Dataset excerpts
+++

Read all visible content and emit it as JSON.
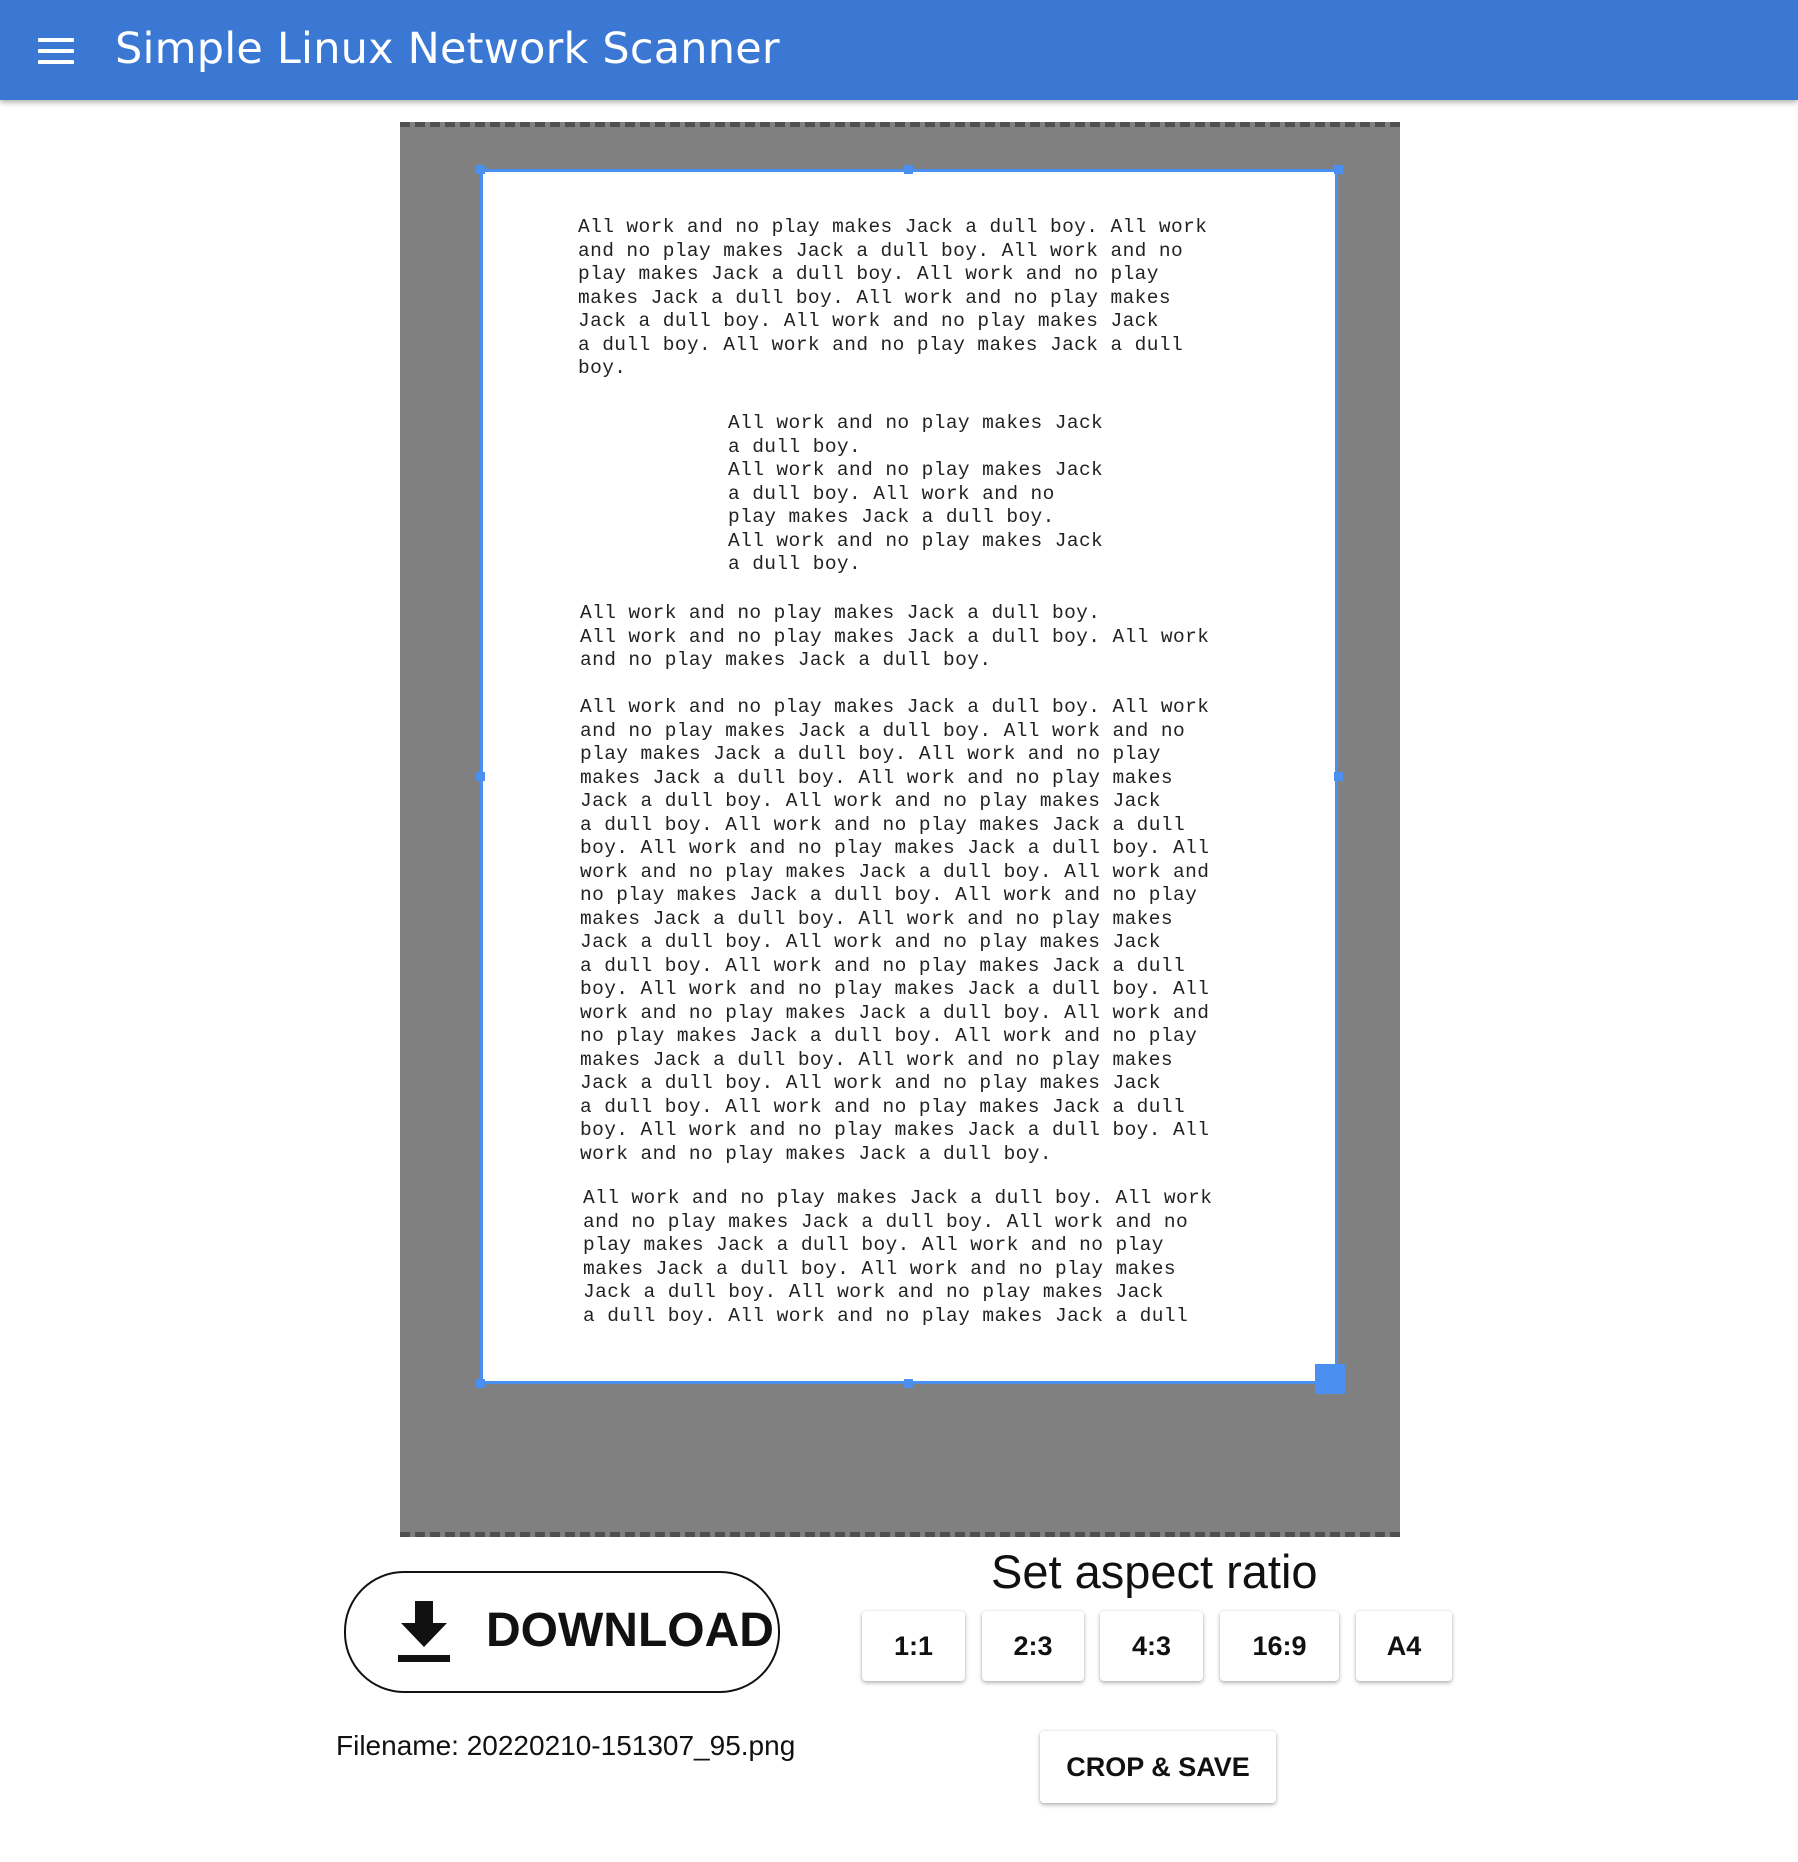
{
  "appbar": {
    "title": "Simple Linux Network Scanner",
    "menu_icon": "hamburger-menu-icon",
    "color": "#3a78d4"
  },
  "document": {
    "paragraphs": [
      "All work and no play makes Jack a dull boy. All work\nand no play makes Jack a dull boy. All work and no\nplay makes Jack a dull boy. All work and no play\nmakes Jack a dull boy. All work and no play makes\nJack a dull boy. All work and no play makes Jack\na dull boy. All work and no play makes Jack a dull\nboy.",
      "All work and no play makes Jack\na dull boy.\nAll work and no play makes Jack\na dull boy. All work and no\nplay makes Jack a dull boy.\nAll work and no play makes Jack\na dull boy.",
      "All work and no play makes Jack a dull boy.\nAll work and no play makes Jack a dull boy. All work\nand no play makes Jack a dull boy.",
      "All work and no play makes Jack a dull boy. All work\nand no play makes Jack a dull boy. All work and no\nplay makes Jack a dull boy. All work and no play\nmakes Jack a dull boy. All work and no play makes\nJack a dull boy. All work and no play makes Jack\na dull boy. All work and no play makes Jack a dull\nboy. All work and no play makes Jack a dull boy. All\nwork and no play makes Jack a dull boy. All work and\nno play makes Jack a dull boy. All work and no play\nmakes Jack a dull boy. All work and no play makes\nJack a dull boy. All work and no play makes Jack\na dull boy. All work and no play makes Jack a dull\nboy. All work and no play makes Jack a dull boy. All\nwork and no play makes Jack a dull boy. All work and\nno play makes Jack a dull boy. All work and no play\nmakes Jack a dull boy. All work and no play makes\nJack a dull boy. All work and no play makes Jack\na dull boy. All work and no play makes Jack a dull\nboy. All work and no play makes Jack a dull boy. All\nwork and no play makes Jack a dull boy.",
      "All work and no play makes Jack a dull boy. All work\nand no play makes Jack a dull boy. All work and no\nplay makes Jack a dull boy. All work and no play\nmakes Jack a dull boy. All work and no play makes\nJack a dull boy. All work and no play makes Jack\na dull boy. All work and no play makes Jack a dull"
    ]
  },
  "crop": {
    "frame_color": "#4b8ff0"
  },
  "download": {
    "label": "DOWNLOAD",
    "icon": "download-icon"
  },
  "file": {
    "filename_text": "Filename: 20220210-151307_95.png"
  },
  "aspect": {
    "heading": "Set aspect ratio",
    "options": [
      "1:1",
      "2:3",
      "4:3",
      "16:9",
      "A4"
    ]
  },
  "actions": {
    "crop_save_label": "CROP & SAVE"
  }
}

+++

- _GOAL OF THE EXERCISE_
Only lines with the string "nAll" belong in your answer; copy each one.

- _TASK RESULT_
      "All work and no play makes Jack\na dull boy.\nAll work and no play makes Jack\na dull boy. All work and no\nplay makes Jack a dull boy.\nAll work and no play makes Jack\na dull boy.",
      "All work and no play makes Jack a dull boy.\nAll work and no play makes Jack a dull boy. All work\nand no play makes Jack a dull boy.",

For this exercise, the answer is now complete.